**Job:** Pull out each line of the records holding the string "name".

**Supplied information:**
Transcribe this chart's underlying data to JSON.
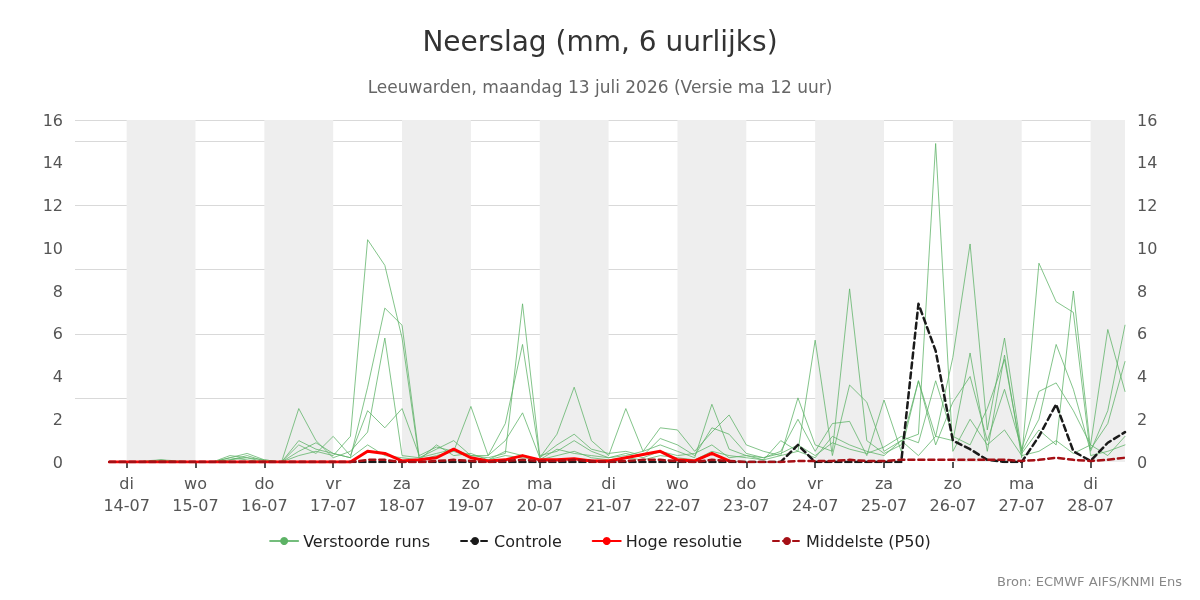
{
  "chart_data": {
    "type": "line",
    "title": "Neerslag (mm, 6 uurlijks)",
    "subtitle": "Leeuwarden, maandag 13 juli 2026 (Versie ma 12 uur)",
    "annotations": [
      "Bron: ECMWF AIFS/KNMI Ens"
    ],
    "x": [
      "2026-07-13T18:00",
      "2026-07-14T00:00",
      "2026-07-14T06:00",
      "2026-07-14T12:00",
      "2026-07-14T18:00",
      "2026-07-15T00:00",
      "2026-07-15T06:00",
      "2026-07-15T12:00",
      "2026-07-15T18:00",
      "2026-07-16T00:00",
      "2026-07-16T06:00",
      "2026-07-16T12:00",
      "2026-07-16T18:00",
      "2026-07-17T00:00",
      "2026-07-17T06:00",
      "2026-07-17T12:00",
      "2026-07-17T18:00",
      "2026-07-18T00:00",
      "2026-07-18T06:00",
      "2026-07-18T12:00",
      "2026-07-18T18:00",
      "2026-07-19T00:00",
      "2026-07-19T06:00",
      "2026-07-19T12:00",
      "2026-07-19T18:00",
      "2026-07-20T00:00",
      "2026-07-20T06:00",
      "2026-07-20T12:00",
      "2026-07-20T18:00",
      "2026-07-21T00:00",
      "2026-07-21T06:00",
      "2026-07-21T12:00",
      "2026-07-21T18:00",
      "2026-07-22T00:00",
      "2026-07-22T06:00",
      "2026-07-22T12:00",
      "2026-07-22T18:00",
      "2026-07-23T00:00",
      "2026-07-23T06:00",
      "2026-07-23T12:00",
      "2026-07-23T18:00",
      "2026-07-24T00:00",
      "2026-07-24T06:00",
      "2026-07-24T12:00",
      "2026-07-24T18:00",
      "2026-07-25T00:00",
      "2026-07-25T06:00",
      "2026-07-25T12:00",
      "2026-07-25T18:00",
      "2026-07-26T00:00",
      "2026-07-26T06:00",
      "2026-07-26T12:00",
      "2026-07-26T18:00",
      "2026-07-27T00:00",
      "2026-07-27T06:00",
      "2026-07-27T12:00",
      "2026-07-27T18:00",
      "2026-07-28T00:00",
      "2026-07-28T06:00",
      "2026-07-28T12:00"
    ],
    "series": [
      {
        "name": "Verstoorde runs",
        "color": "#5cb265",
        "line_style": "solid",
        "values": [
          null,
          null,
          0,
          0.05,
          0,
          0,
          0,
          0.1,
          0.2,
          0,
          0,
          0.3,
          0.5,
          0.3,
          1.2,
          10.4,
          9.2,
          5.8,
          0.1,
          0.3,
          0.5,
          0.2,
          0.1,
          0.3,
          0.2,
          0.1,
          0.3,
          0.5,
          0.2,
          0.1,
          0.2,
          0.1,
          0.3,
          0.2,
          0.1,
          0.5,
          0.3,
          0.2,
          0.1,
          0.3,
          0.5,
          0.2,
          1.2,
          0.8,
          0.5,
          0.3,
          1.0,
          1.3,
          14.9,
          0.5,
          2.0,
          0.8,
          1.5,
          0.3,
          0.5,
          1.0,
          0.4,
          0.8,
          0.3,
          1.2
        ]
      },
      {
        "color": "#5cb265",
        "line_style": "solid",
        "values": [
          null,
          null,
          0,
          0.1,
          0.05,
          0,
          0,
          0.2,
          0.4,
          0.1,
          0,
          1.0,
          0.6,
          0.4,
          0.2,
          3.5,
          7.2,
          6.4,
          0.2,
          0.4,
          0.6,
          0.3,
          0.2,
          0.4,
          7.4,
          0.3,
          0.5,
          1.0,
          0.5,
          0.2,
          0.3,
          0.5,
          1.6,
          1.5,
          0.5,
          1.4,
          2.2,
          0.8,
          0.5,
          0.3,
          3.0,
          0.8,
          0.5,
          8.1,
          1.0,
          0.4,
          0.8,
          3.8,
          1.2,
          4.9,
          10.2,
          1.5,
          5.8,
          0.5,
          2.0,
          5.5,
          3.4,
          0.5,
          2.4,
          6.4
        ]
      },
      {
        "color": "#5cb265",
        "line_style": "solid",
        "values": [
          null,
          null,
          0,
          0.02,
          0,
          0,
          0,
          0.1,
          0.3,
          0.05,
          0,
          2.5,
          1.0,
          0.2,
          0.5,
          1.4,
          5.8,
          0.3,
          0.2,
          0.6,
          1.0,
          0.3,
          0.3,
          1.8,
          5.5,
          0.2,
          1.3,
          3.5,
          1.0,
          0.3,
          2.5,
          0.5,
          0.8,
          0.5,
          0.2,
          2.7,
          0.6,
          0.3,
          0.1,
          1.0,
          0.5,
          5.7,
          0.3,
          3.6,
          2.8,
          0.5,
          1.0,
          0.3,
          1.2,
          1.0,
          5.1,
          0.5,
          5.0,
          0.2,
          9.3,
          7.5,
          7.0,
          0.3,
          0.5,
          0.8
        ]
      },
      {
        "color": "#5cb265",
        "line_style": "solid",
        "values": [
          null,
          null,
          0.05,
          0.1,
          0,
          0,
          0,
          0.3,
          0.2,
          0.1,
          0,
          0.8,
          0.4,
          1.2,
          0.3,
          2.4,
          1.6,
          2.5,
          0.3,
          0.7,
          0.5,
          2.6,
          0.3,
          1.0,
          2.3,
          0.2,
          0.8,
          1.3,
          0.6,
          0.4,
          0.5,
          0.3,
          1.1,
          0.8,
          0.3,
          1.6,
          1.3,
          0.4,
          0.2,
          0.5,
          2.0,
          0.5,
          1.8,
          1.9,
          0.3,
          2.9,
          0.5,
          3.8,
          0.8,
          2.8,
          4.0,
          1.0,
          3.4,
          0.6,
          3.3,
          3.7,
          2.4,
          0.8,
          6.2,
          3.3
        ]
      },
      {
        "color": "#5cb265",
        "line_style": "solid",
        "values": [
          null,
          null,
          0,
          0.05,
          0,
          0,
          0,
          0.2,
          0.1,
          0,
          0,
          0.5,
          0.9,
          0.4,
          0.2,
          0.8,
          0.3,
          0.2,
          0.1,
          0.8,
          0.3,
          0.4,
          0.1,
          0.5,
          0.3,
          0.1,
          0.6,
          0.4,
          0.3,
          0.2,
          0.4,
          0.2,
          0.5,
          0.3,
          0.4,
          0.8,
          0.2,
          0.3,
          0.2,
          0.4,
          0.8,
          0.3,
          0.9,
          0.6,
          0.4,
          0.7,
          1.2,
          0.9,
          3.8,
          1.2,
          0.8,
          2.5,
          4.8,
          0.4,
          1.5,
          0.8,
          8.0,
          0.6,
          1.8,
          4.7
        ]
      },
      {
        "name": "Controle",
        "color": "#1a1a1a",
        "line_style": "dashed",
        "values": [
          0,
          0,
          0,
          0,
          0,
          0,
          0,
          0,
          0,
          0,
          0,
          0,
          0,
          0,
          0,
          0,
          0,
          0,
          0,
          0,
          0,
          0,
          0,
          0,
          0,
          0,
          0,
          0,
          0,
          0,
          0,
          0,
          0,
          0,
          0,
          0,
          0,
          0,
          0,
          0,
          0.8,
          0,
          0,
          0,
          0,
          0,
          0,
          7.4,
          5.2,
          1.0,
          0.6,
          0.1,
          0,
          0,
          1.2,
          2.7,
          0.5,
          0.05,
          0.9,
          1.4
        ]
      },
      {
        "name": "Hoge resolutie",
        "color": "#ff0000",
        "line_style": "solid",
        "x": [
          "2026-07-13T18:00",
          "2026-07-14T00:00",
          "2026-07-14T06:00",
          "2026-07-14T12:00",
          "2026-07-14T18:00",
          "2026-07-15T00:00",
          "2026-07-15T06:00",
          "2026-07-15T12:00",
          "2026-07-15T18:00",
          "2026-07-16T00:00",
          "2026-07-16T06:00",
          "2026-07-16T12:00",
          "2026-07-16T18:00",
          "2026-07-17T00:00",
          "2026-07-17T06:00",
          "2026-07-17T12:00",
          "2026-07-17T18:00",
          "2026-07-18T00:00",
          "2026-07-18T06:00",
          "2026-07-18T12:00",
          "2026-07-18T18:00",
          "2026-07-19T00:00",
          "2026-07-19T06:00",
          "2026-07-19T12:00",
          "2026-07-19T18:00",
          "2026-07-20T00:00",
          "2026-07-20T06:00",
          "2026-07-20T12:00",
          "2026-07-20T18:00",
          "2026-07-21T00:00",
          "2026-07-21T06:00",
          "2026-07-21T12:00",
          "2026-07-21T18:00",
          "2026-07-22T00:00",
          "2026-07-22T06:00",
          "2026-07-22T12:00",
          "2026-07-22T18:00"
        ],
        "values": [
          0,
          0,
          0,
          0,
          0,
          0,
          0,
          0,
          0,
          0,
          0,
          0,
          0,
          0,
          0,
          0.5,
          0.4,
          0.05,
          0.1,
          0.2,
          0.6,
          0.2,
          0.05,
          0.1,
          0.3,
          0.1,
          0.1,
          0.15,
          0.05,
          0.05,
          0.2,
          0.35,
          0.5,
          0.1,
          0.05,
          0.4,
          0.05
        ]
      },
      {
        "name": "Middelste (P50)",
        "color": "#a50f15",
        "line_style": "dashed",
        "values": [
          0,
          0,
          0,
          0,
          0,
          0,
          0,
          0,
          0,
          0,
          0,
          0,
          0,
          0,
          0,
          0.1,
          0.1,
          0,
          0,
          0.05,
          0.1,
          0.05,
          0,
          0.05,
          0.1,
          0.05,
          0.05,
          0.1,
          0.05,
          0,
          0.05,
          0.1,
          0.1,
          0.05,
          0,
          0.1,
          0.05,
          0,
          0,
          0,
          0.05,
          0.05,
          0.05,
          0.1,
          0.05,
          0.05,
          0.1,
          0.1,
          0.1,
          0.1,
          0.1,
          0.1,
          0.1,
          0.05,
          0.1,
          0.2,
          0.1,
          0.05,
          0.1,
          0.2
        ]
      }
    ],
    "xlim": [
      "2026-07-13T06:00",
      "2026-07-28T12:00"
    ],
    "xticks": [
      {
        "value": "2026-07-14T00:00",
        "label": "di\n14-07"
      },
      {
        "value": "2026-07-15T00:00",
        "label": "wo\n15-07"
      },
      {
        "value": "2026-07-16T00:00",
        "label": "do\n16-07"
      },
      {
        "value": "2026-07-17T00:00",
        "label": "vr\n17-07"
      },
      {
        "value": "2026-07-18T00:00",
        "label": "za\n18-07"
      },
      {
        "value": "2026-07-19T00:00",
        "label": "zo\n19-07"
      },
      {
        "value": "2026-07-20T00:00",
        "label": "ma\n20-07"
      },
      {
        "value": "2026-07-21T00:00",
        "label": "di\n21-07"
      },
      {
        "value": "2026-07-22T00:00",
        "label": "wo\n22-07"
      },
      {
        "value": "2026-07-23T00:00",
        "label": "do\n23-07"
      },
      {
        "value": "2026-07-24T00:00",
        "label": "vr\n24-07"
      },
      {
        "value": "2026-07-25T00:00",
        "label": "za\n25-07"
      },
      {
        "value": "2026-07-26T00:00",
        "label": "zo\n26-07"
      },
      {
        "value": "2026-07-27T00:00",
        "label": "ma\n27-07"
      },
      {
        "value": "2026-07-28T00:00",
        "label": "di\n28-07"
      }
    ],
    "ylim": [
      0,
      16
    ],
    "yticks": [
      0,
      2,
      4,
      6,
      8,
      10,
      12,
      14,
      16
    ],
    "y2lim": [
      0,
      16
    ],
    "y2ticks": [
      0,
      2,
      4,
      6,
      8,
      10,
      12,
      14,
      16
    ],
    "bands": [
      {
        "axis": "x",
        "from": "2026-07-14T00:00",
        "to": "2026-07-15T00:00",
        "color": "#eeeeee"
      },
      {
        "axis": "x",
        "from": "2026-07-16T00:00",
        "to": "2026-07-17T00:00",
        "color": "#eeeeee"
      },
      {
        "axis": "x",
        "from": "2026-07-18T00:00",
        "to": "2026-07-19T00:00",
        "color": "#eeeeee"
      },
      {
        "axis": "x",
        "from": "2026-07-20T00:00",
        "to": "2026-07-21T00:00",
        "color": "#eeeeee"
      },
      {
        "axis": "x",
        "from": "2026-07-22T00:00",
        "to": "2026-07-23T00:00",
        "color": "#eeeeee"
      },
      {
        "axis": "x",
        "from": "2026-07-24T00:00",
        "to": "2026-07-25T00:00",
        "color": "#eeeeee"
      },
      {
        "axis": "x",
        "from": "2026-07-26T00:00",
        "to": "2026-07-27T00:00",
        "color": "#eeeeee"
      },
      {
        "axis": "x",
        "from": "2026-07-28T00:00",
        "to": "2026-07-28T12:00",
        "color": "#eeeeee"
      }
    ],
    "grid": "y",
    "legend": "bottom",
    "marker": "none"
  }
}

**Result of the exercise:**
        "name": "Verstoorde runs",
        "name": "Controle",
        "name": "Hoge resolutie",
        "name": "Middelste (P50)",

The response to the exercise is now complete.